WHAT IS BEING ASKED
Each entry below is to be written out exactly, and the pictures are to be left out.

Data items
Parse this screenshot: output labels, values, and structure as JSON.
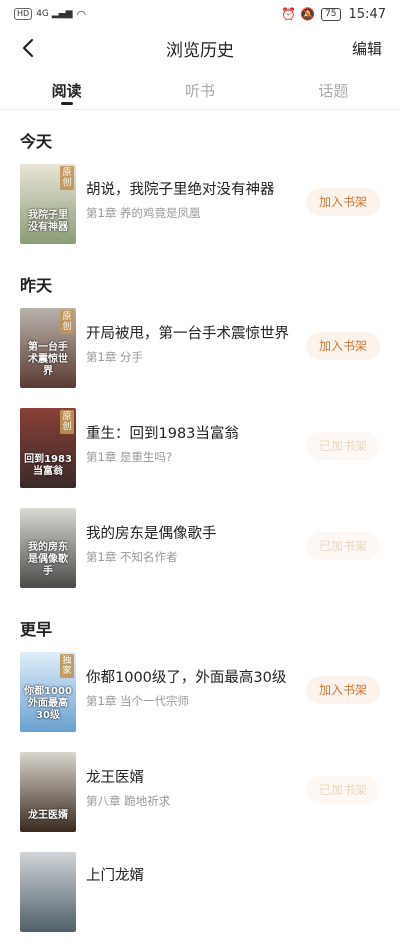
{
  "status_bar": {
    "left_hd": "HD",
    "left_signal": "4G",
    "battery": "75",
    "time": "15:47"
  },
  "nav": {
    "title": "浏览历史",
    "edit": "编辑"
  },
  "tabs": [
    {
      "label": "阅读",
      "active": true
    },
    {
      "label": "听书",
      "active": false
    },
    {
      "label": "话题",
      "active": false
    }
  ],
  "sections": [
    {
      "header": "今天",
      "books": [
        {
          "title": "胡说，我院子里绝对没有神器",
          "chapter": "第1章 养的鸡竟是凤凰",
          "button": "加入书架",
          "added": false,
          "tag": "原创",
          "cover_text": "我院子里没有神器",
          "cover_colors": [
            "#e9e4d6",
            "#8a9c76"
          ]
        }
      ]
    },
    {
      "header": "昨天",
      "books": [
        {
          "title": "开局被甩，第一台手术震惊世界",
          "chapter": "第1章 分手",
          "button": "加入书架",
          "added": false,
          "tag": "原创",
          "cover_text": "第一台手术震惊世界",
          "cover_colors": [
            "#b9b3ac",
            "#5a3a32"
          ]
        },
        {
          "title": "重生：回到1983当富翁",
          "chapter": "第1章 是重生吗?",
          "button": "已加书架",
          "added": true,
          "tag": "原创",
          "cover_text": "回到1983当富翁",
          "cover_colors": [
            "#8a4038",
            "#3a2a28"
          ]
        },
        {
          "title": "我的房东是偶像歌手",
          "chapter": "第1章 不知名作者",
          "button": "已加书架",
          "added": true,
          "tag": "",
          "cover_text": "我的房东是偶像歌手",
          "cover_colors": [
            "#d9d8d2",
            "#4a4a48"
          ]
        }
      ]
    },
    {
      "header": "更早",
      "books": [
        {
          "title": "你都1000级了，外面最高30级",
          "chapter": "第1章 当个一代宗师",
          "button": "加入书架",
          "added": false,
          "tag": "独家",
          "cover_text": "你都1000外面最高30级",
          "cover_colors": [
            "#dfeef8",
            "#6aa0d0"
          ]
        },
        {
          "title": "龙王医婿",
          "chapter": "第八章 跪地祈求",
          "button": "已加书架",
          "added": true,
          "tag": "",
          "cover_text": "龙王医婿",
          "cover_colors": [
            "#d8d4cc",
            "#3a2a20"
          ]
        },
        {
          "title": "上门龙婿",
          "chapter": "",
          "button": "",
          "added": false,
          "tag": "",
          "cover_text": "",
          "cover_colors": [
            "#d0d4d8",
            "#50606a"
          ]
        }
      ]
    }
  ]
}
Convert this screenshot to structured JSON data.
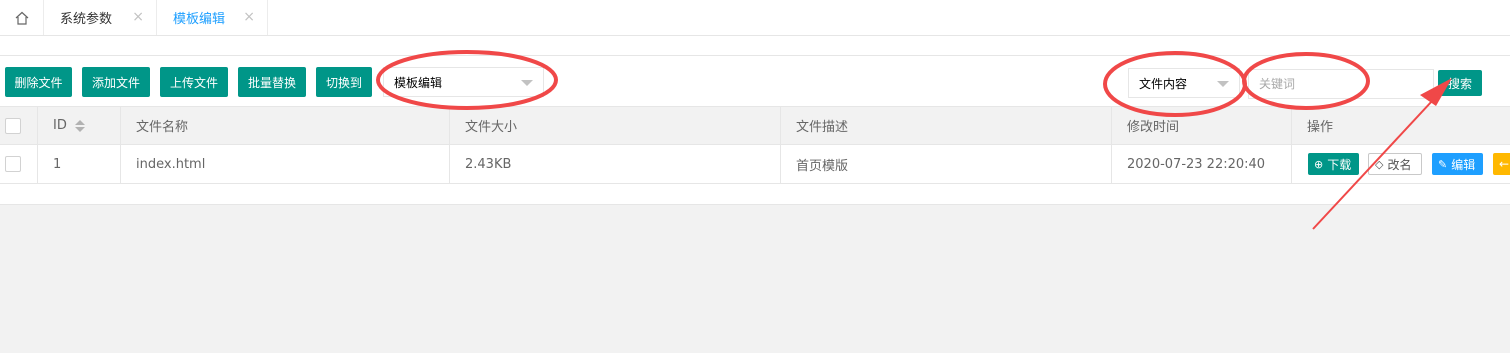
{
  "tabs": {
    "home_icon": "home-icon",
    "items": [
      {
        "label": "系统参数",
        "close": "×"
      },
      {
        "label": "模板编辑",
        "close": "×"
      }
    ]
  },
  "toolbar": {
    "buttons": [
      "删除文件",
      "添加文件",
      "上传文件",
      "批量替换",
      "切换到"
    ],
    "switch_select": "模板编辑",
    "search_field_select": "文件内容",
    "keyword_placeholder": "关键词",
    "search_label": "搜索"
  },
  "table": {
    "headers": [
      "ID",
      "文件名称",
      "文件大小",
      "文件描述",
      "修改时间",
      "操作"
    ],
    "rows": [
      {
        "id": "1",
        "name": "index.html",
        "size": "2.43KB",
        "desc": "首页模版",
        "mtime": "2020-07-23 22:20:40"
      }
    ],
    "actions": {
      "download": "下载",
      "rename": "改名",
      "edit": "编辑"
    }
  },
  "colors": {
    "primary": "#009688",
    "blue": "#1e9fff",
    "warn": "#ffb800",
    "annotation": "#f04848"
  }
}
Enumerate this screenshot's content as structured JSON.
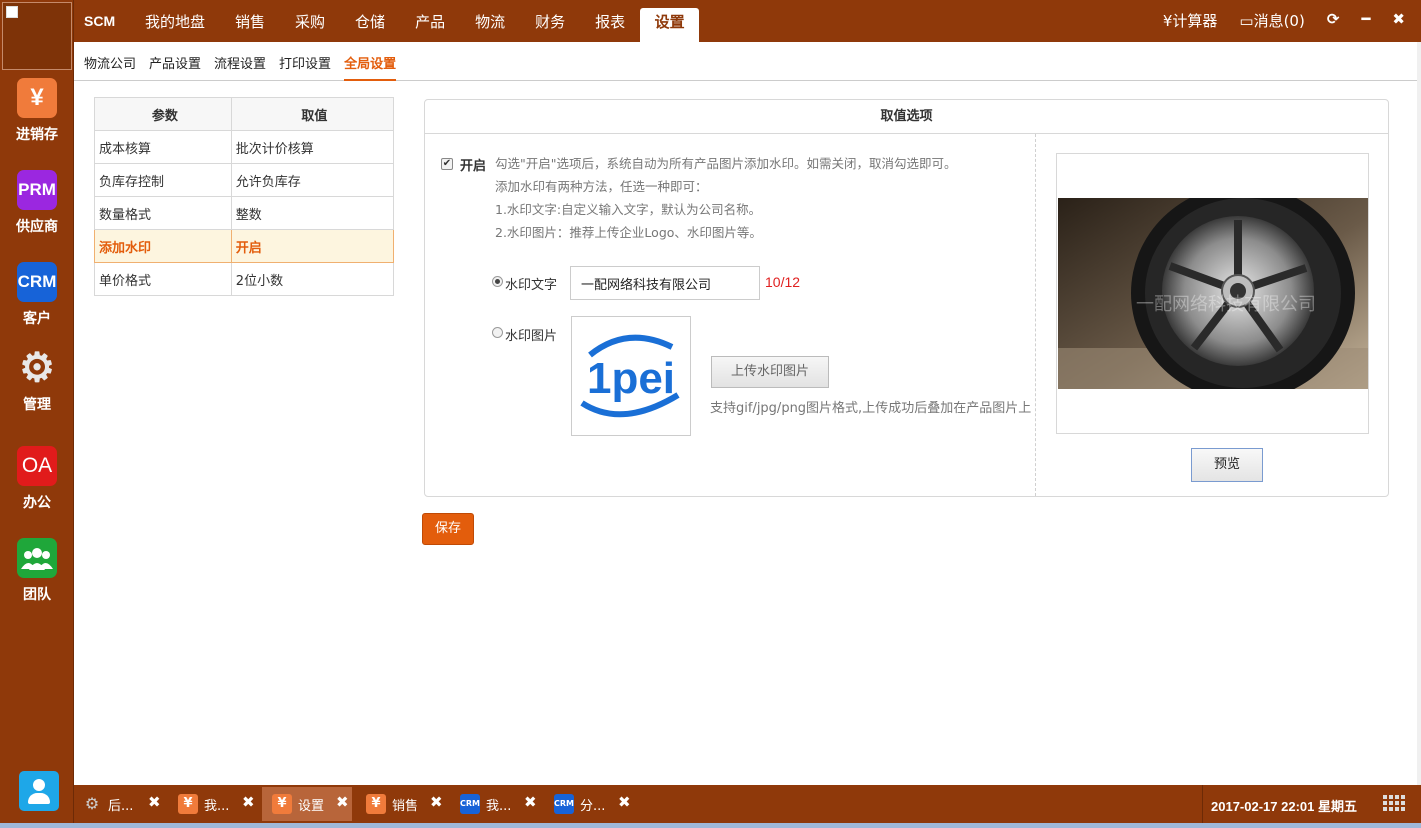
{
  "sidebar": {
    "items": [
      {
        "icon": "¥",
        "label": "进销存",
        "color": "#f07b3b"
      },
      {
        "icon": "PRM",
        "label": "供应商",
        "color": "#9b27e0"
      },
      {
        "icon": "CRM",
        "label": "客户",
        "color": "#1763d8"
      },
      {
        "icon": "⚙",
        "label": "管理",
        "color": "transparent"
      },
      {
        "icon": "OA",
        "label": "办公",
        "color": "#e11b1b"
      },
      {
        "icon": "",
        "label": "团队",
        "color": "#1fa73a"
      }
    ]
  },
  "header": {
    "brand": "SCM",
    "nav": [
      "我的地盘",
      "销售",
      "采购",
      "仓储",
      "产品",
      "物流",
      "财务",
      "报表",
      "设置"
    ],
    "active_nav": "设置",
    "calculator": "¥计算器",
    "messages": "消息(0)"
  },
  "subnav": {
    "items": [
      "物流公司",
      "产品设置",
      "流程设置",
      "打印设置",
      "全局设置"
    ],
    "active": "全局设置"
  },
  "params": {
    "headers": [
      "参数",
      "取值"
    ],
    "rows": [
      [
        "成本核算",
        "批次计价核算"
      ],
      [
        "负库存控制",
        "允许负库存"
      ],
      [
        "数量格式",
        "整数"
      ],
      [
        "添加水印",
        "开启"
      ],
      [
        "单价格式",
        "2位小数"
      ]
    ],
    "selected_index": 3
  },
  "options": {
    "title": "取值选项",
    "enable_label": "开启",
    "enable_checked": true,
    "desc": [
      "勾选\"开启\"选项后，系统自动为所有产品图片添加水印。如需关闭，取消勾选即可。",
      "添加水印有两种方法，任选一种即可：",
      "1.水印文字:自定义输入文字，默认为公司名称。",
      "2.水印图片：推荐上传企业Logo、水印图片等。"
    ],
    "text_radio_label": "水印文字",
    "text_value": "一配网络科技有限公司",
    "counter": "10/12",
    "image_radio_label": "水印图片",
    "logo_text": "1pei",
    "upload_label": "上传水印图片",
    "upload_hint": "支持gif/jpg/png图片格式,上传成功后叠加在产品图片上",
    "preview_watermark": "一配网络科技有限公司",
    "preview_label": "预览"
  },
  "save_label": "保存",
  "taskbar": {
    "tabs": [
      {
        "icon": "gear",
        "label": "后..."
      },
      {
        "icon": "¥",
        "label": "我..."
      },
      {
        "icon": "¥",
        "label": "设置"
      },
      {
        "icon": "¥",
        "label": "销售"
      },
      {
        "icon": "CRM",
        "label": "我..."
      },
      {
        "icon": "CRM",
        "label": "分..."
      }
    ],
    "active_index": 2,
    "datetime": "2017-02-17 22:01 星期五"
  },
  "colors": {
    "brand": "#8f390a",
    "accent": "#e35d0c",
    "counter": "#e02020"
  }
}
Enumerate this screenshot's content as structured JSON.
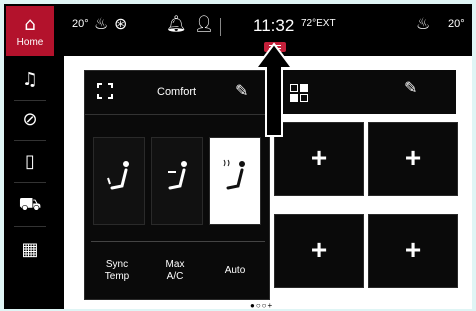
{
  "nav": {
    "home_label": "Home",
    "items": [
      {
        "icon": "music-note-icon",
        "glyph": "♫"
      },
      {
        "icon": "compass-icon",
        "glyph": "⊘"
      },
      {
        "icon": "phone-icon",
        "glyph": "▯"
      },
      {
        "icon": "car-icon",
        "glyph": "⛟"
      },
      {
        "icon": "apps-grid-icon",
        "glyph": "▦"
      }
    ]
  },
  "topbar": {
    "left_temp": "20°",
    "right_temp": "20°",
    "clock": "11:32",
    "outside_temp": "72°EXT"
  },
  "widget": {
    "title": "Comfort",
    "modes": [
      {
        "line1": "Sync",
        "line2": "Temp"
      },
      {
        "line1": "Max",
        "line2": "A/C"
      },
      {
        "line1": "Auto",
        "line2": ""
      }
    ]
  },
  "tiles": {
    "add_label": "+"
  },
  "pagination": {
    "indicator": "●○○+"
  },
  "colors": {
    "accent": "#b3122c",
    "background": "#000000"
  }
}
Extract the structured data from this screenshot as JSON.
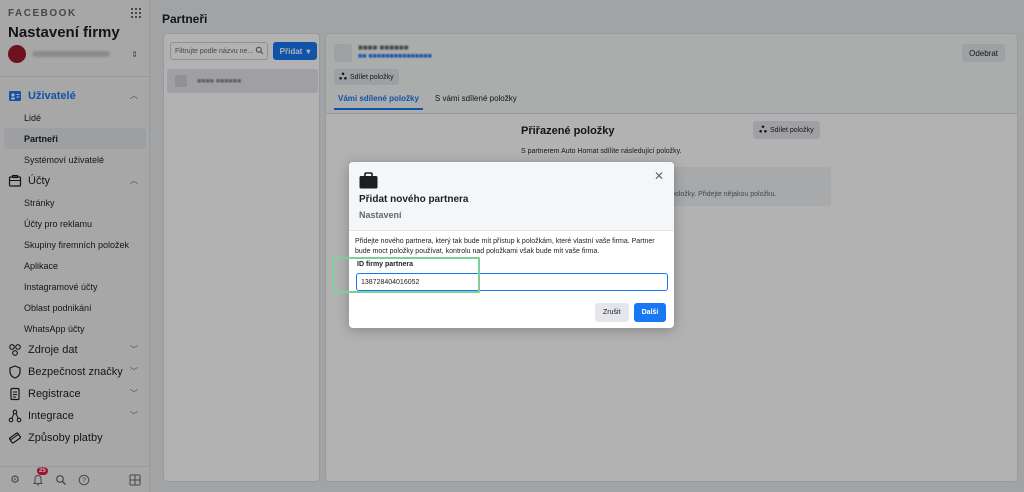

EXERCISE SOLUTION
Parse this screenshot: output labels, values, and structure as JSON.
{
  "status_bar": {
    "left_hd": "HD",
    "left_signal": "4G",
    "battery": "75",
    "time": "15:47"
  },
  "nav": {
    "title": "浏览历史",
    "edit": "编辑"
  },
  "tabs": [
    {
      "label": "阅读",
      "active": true
    },
    {
      "label": "听书",
      "active": false
    },
    {
      "label": "话题",
      "active": false
    }
  ],
  "sections": [
    {
      "header": "今天",
      "books": [
        {
          "title": "胡说，我院子里绝对没有神器",
          "chapter": "第1章 养的鸡竟是凤凰",
          "button": "加入书架",
          "added": false,
          "tag": "原创",
          "cover_text": "我院子里没有神器",
          "cover_colors": [
            "#e9e4d6",
            "#8a9c76"
          ]
        }
      ]
    },
    {
      "header": "昨天",
      "books": [
        {
          "title": "开局被甩，第一台手术震惊世界",
          "chapter": "第1章 分手",
          "button": "加入书架",
          "added": false,
          "tag": "原创",
          "cover_text": "第一台手术震惊世界",
          "cover_colors": [
            "#b9b3ac",
            "#5a3a32"
          ]
        },
        {
          "title": "重生：回到1983当富翁",
          "chapter": "第1章 是重生吗?",
          "button": "已加书架",
          "added": true,
          "tag": "原创",
          "cover_text": "回到1983当富翁",
          "cover_colors": [
            "#8a4038",
            "#3a2a28"
          ]
        },
        {
          "title": "我的房东是偶像歌手",
          "chapter": "第1章 不知名作者",
          "button": "已加书架",
          "added": true,
          "tag": "",
          "cover_text": "我的房东是偶像歌手",
          "cover_colors": [
            "#d9d8d2",
            "#4a4a48"
          ]
        }
      ]
    },
    {
      "header": "更早",
      "books": [
        {
          "title": "你都1000级了，外面最高30级",
          "chapter": "第1章 当个一代宗师",
          "button": "加入书架",
          "added": false,
          "tag": "独家",
          "cover_text": "你都1000外面最高30级",
          "cover_colors": [
            "#dfeef8",
            "#6aa0d0"
          ]
        },
        {
          "title": "龙王医婿",
          "chapter": "第八章 跪地祈求",
          "button": "已加书架",
          "added": true,
          "tag": "",
          "cover_text": "龙王医婿",
          "cover_colors": [
            "#d8d4cc",
            "#3a2a20"
          ]
        },
        {
          "title": "上门龙婿",
          "chapter": "",
          "button": "",
          "added": false,
          "tag": "",
          "cover_text": "",
          "cover_colors": [
            "#d0d4d8",
            "#50606a"
          ]
        }
      ]
    }
  ]
}
Convert this screenshot to structured JSON data.
{
  "tabs": {
    "home_icon": "home-icon",
    "items": [
      {
        "label": "系统参数",
        "close": "×"
      },
      {
        "label": "模板编辑",
        "close": "×"
      }
    ]
  },
  "toolbar": {
    "buttons": [
      "删除文件",
      "添加文件",
      "上传文件",
      "批量替换",
      "切换到"
    ],
    "switch_select": "模板编辑",
    "search_field_select": "文件内容",
    "keyword_placeholder": "关键词",
    "search_label": "搜索"
  },
  "table": {
    "headers": [
      "ID",
      "文件名称",
      "文件大小",
      "文件描述",
      "修改时间",
      "操作"
    ],
    "rows": [
      {
        "id": "1",
        "name": "index.html",
        "size": "2.43KB",
        "desc": "首页模版",
        "mtime": "2020-07-23 22:20:40"
      }
    ],
    "actions": {
      "download": "下载",
      "rename": "改名",
      "edit": "编辑"
    }
  },
  "colors": {
    "primary": "#009688",
    "blue": "#1e9fff",
    "warn": "#ffb800",
    "annotation": "#f04848"
  }
}
Enumerate this screenshot's content as structured JSON.
{
  "sidebar": {
    "items": [
      {
        "icon": "¥",
        "label": "进销存",
        "color": "#f07b3b"
      },
      {
        "icon": "PRM",
        "label": "供应商",
        "color": "#9b27e0"
      },
      {
        "icon": "CRM",
        "label": "客户",
        "color": "#1763d8"
      },
      {
        "icon": "⚙",
        "label": "管理",
        "color": "transparent"
      },
      {
        "icon": "OA",
        "label": "办公",
        "color": "#e11b1b"
      },
      {
        "icon": "",
        "label": "团队",
        "color": "#1fa73a"
      }
    ]
  },
  "header": {
    "brand": "SCM",
    "nav": [
      "我的地盘",
      "销售",
      "采购",
      "仓储",
      "产品",
      "物流",
      "财务",
      "报表",
      "设置"
    ],
    "active_nav": "设置",
    "calculator": "¥计算器",
    "messages": "消息(0)"
  },
  "subnav": {
    "items": [
      "物流公司",
      "产品设置",
      "流程设置",
      "打印设置",
      "全局设置"
    ],
    "active": "全局设置"
  },
  "params": {
    "headers": [
      "参数",
      "取值"
    ],
    "rows": [
      [
        "成本核算",
        "批次计价核算"
      ],
      [
        "负库存控制",
        "允许负库存"
      ],
      [
        "数量格式",
        "整数"
      ],
      [
        "添加水印",
        "开启"
      ],
      [
        "单价格式",
        "2位小数"
      ]
    ],
    "selected_index": 3
  },
  "options": {
    "title": "取值选项",
    "enable_label": "开启",
    "enable_checked": true,
    "desc": [
      "勾选\"开启\"选项后，系统自动为所有产品图片添加水印。如需关闭，取消勾选即可。",
      "添加水印有两种方法，任选一种即可：",
      "1.水印文字:自定义输入文字，默认为公司名称。",
      "2.水印图片：推荐上传企业Logo、水印图片等。"
    ],
    "text_radio_label": "水印文字",
    "text_value": "一配网络科技有限公司",
    "counter": "10/12",
    "image_radio_label": "水印图片",
    "logo_text": "1pei",
    "upload_label": "上传水印图片",
    "upload_hint": "支持gif/jpg/png图片格式,上传成功后叠加在产品图片上",
    "preview_watermark": "一配网络科技有限公司",
    "preview_label": "预览"
  },
  "save_label": "保存",
  "taskbar": {
    "tabs": [
      {
        "icon": "gear",
        "label": "后..."
      },
      {
        "icon": "¥",
        "label": "我..."
      },
      {
        "icon": "¥",
        "label": "设置"
      },
      {
        "icon": "¥",
        "label": "销售"
      },
      {
        "icon": "CRM",
        "label": "我..."
      },
      {
        "icon": "CRM",
        "label": "分..."
      }
    ],
    "active_index": 2,
    "datetime": "2017-02-17 22:01 星期五"
  },
  "colors": {
    "brand": "#8f390a",
    "accent": "#e35d0c",
    "counter": "#e02020"
  }
}
Enumerate this screenshot's content as structured JSON.
{
  "nav": {
    "home_label": "Home",
    "items": [
      {
        "icon": "music-note-icon",
        "glyph": "♫"
      },
      {
        "icon": "compass-icon",
        "glyph": "⊘"
      },
      {
        "icon": "phone-icon",
        "glyph": "▯"
      },
      {
        "icon": "car-icon",
        "glyph": "⛟"
      },
      {
        "icon": "apps-grid-icon",
        "glyph": "▦"
      }
    ]
  },
  "topbar": {
    "left_temp": "20°",
    "right_temp": "20°",
    "clock": "11:32",
    "outside_temp": "72°EXT"
  },
  "widget": {
    "title": "Comfort",
    "modes": [
      {
        "line1": "Sync",
        "line2": "Temp"
      },
      {
        "line1": "Max",
        "line2": "A/C"
      },
      {
        "line1": "Auto",
        "line2": ""
      }
    ]
  },
  "tiles": {
    "add_label": "+"
  },
  "pagination": {
    "indicator": "●○○+"
  },
  "colors": {
    "accent": "#b3122c",
    "background": "#000000"
  }
}
Extract the structured data from this screenshot as JSON.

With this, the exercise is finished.